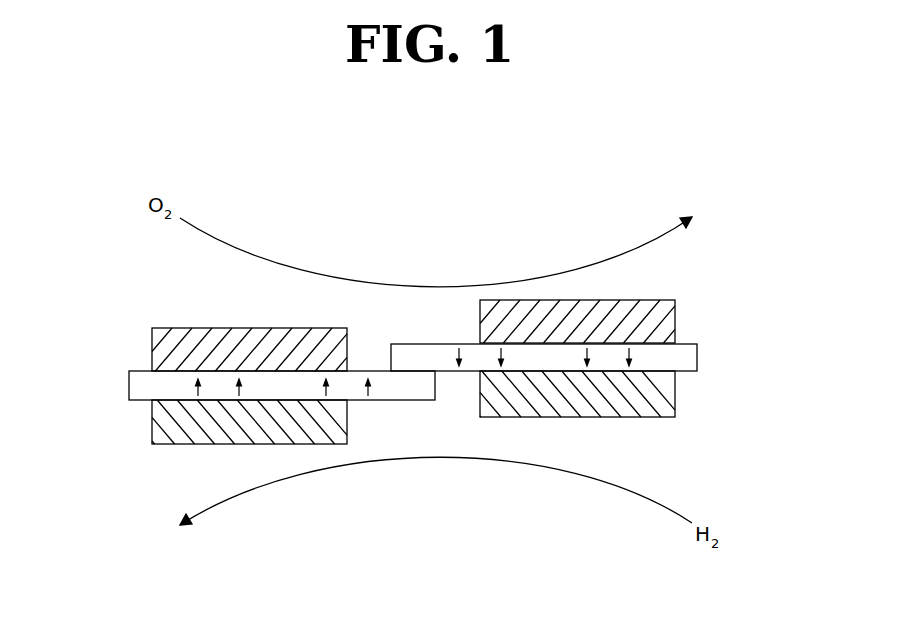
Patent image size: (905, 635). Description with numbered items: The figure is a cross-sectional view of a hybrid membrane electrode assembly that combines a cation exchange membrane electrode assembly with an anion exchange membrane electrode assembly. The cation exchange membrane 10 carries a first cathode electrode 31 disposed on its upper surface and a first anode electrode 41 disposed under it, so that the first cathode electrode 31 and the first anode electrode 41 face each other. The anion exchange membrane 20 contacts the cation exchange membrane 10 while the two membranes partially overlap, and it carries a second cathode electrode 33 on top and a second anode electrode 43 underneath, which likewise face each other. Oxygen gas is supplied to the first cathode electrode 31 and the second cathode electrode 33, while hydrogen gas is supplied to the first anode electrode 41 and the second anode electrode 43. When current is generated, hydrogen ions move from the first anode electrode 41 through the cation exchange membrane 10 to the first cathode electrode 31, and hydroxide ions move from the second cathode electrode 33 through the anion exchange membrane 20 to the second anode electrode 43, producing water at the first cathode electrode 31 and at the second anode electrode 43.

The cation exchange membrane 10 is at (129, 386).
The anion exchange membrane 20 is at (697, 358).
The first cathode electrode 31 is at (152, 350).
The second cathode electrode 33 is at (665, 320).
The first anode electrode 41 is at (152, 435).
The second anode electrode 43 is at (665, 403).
◆ ◆ ◆ ◆ ◆
Set task. Please recast all of the data above as a Markdown table with two columns, Row and Line, giving each line its own numbered row. Skip blank lines and leave the pictures out.

Output of the exercise.
| Row | Line |
|---|---|
| 1 | Patent image size: (905, 635). Description with numbered items: The figure is a cross-sectional view of a hybrid membrane electrode assembly that combines a cation exchange membrane electrode assembly with an anion exchange membrane electrode assembly. The cation exchange membrane 10 carries a first cathode electrode 31 disposed on its upper surface and a first anode electrode 41 disposed under it, so that the first cathode electrode 31 and the first anode electrode 41 face each other. The anion exchange membrane 20 contacts the cation exchange membrane 10 while the two membranes partially overlap, and it carries a second cathode electrode 33 on top and a second anode electrode 43 underneath, which likewise face each other. Oxygen gas is supplied to the first cathode electrode 31 and the second cathode electrode 33, while hydrogen gas is supplied to the first anode electrode 41 and the second anode electrode 43. When current is generated, hydrogen ions move from the first anode electrode 41 through the cation exchange membrane 10 to the first cathode electrode 31, and hydroxide ions move from the second cathode electrode 33 through the anion exchange membrane 20 to the second anode electrode 43, producing water at the first cathode electrode 31 and at the second anode electrode 43. |
| 2 | The cation exchange membrane 10 is at (129, 386). |
| 3 | The anion exchange membrane 20 is at (697, 358). |
| 4 | The first cathode electrode 31 is at (152, 350). |
| 5 | The second cathode electrode 33 is at (665, 320). |
| 6 | The first anode electrode 41 is at (152, 435). |
| 7 | The second anode electrode 43 is at (665, 403). |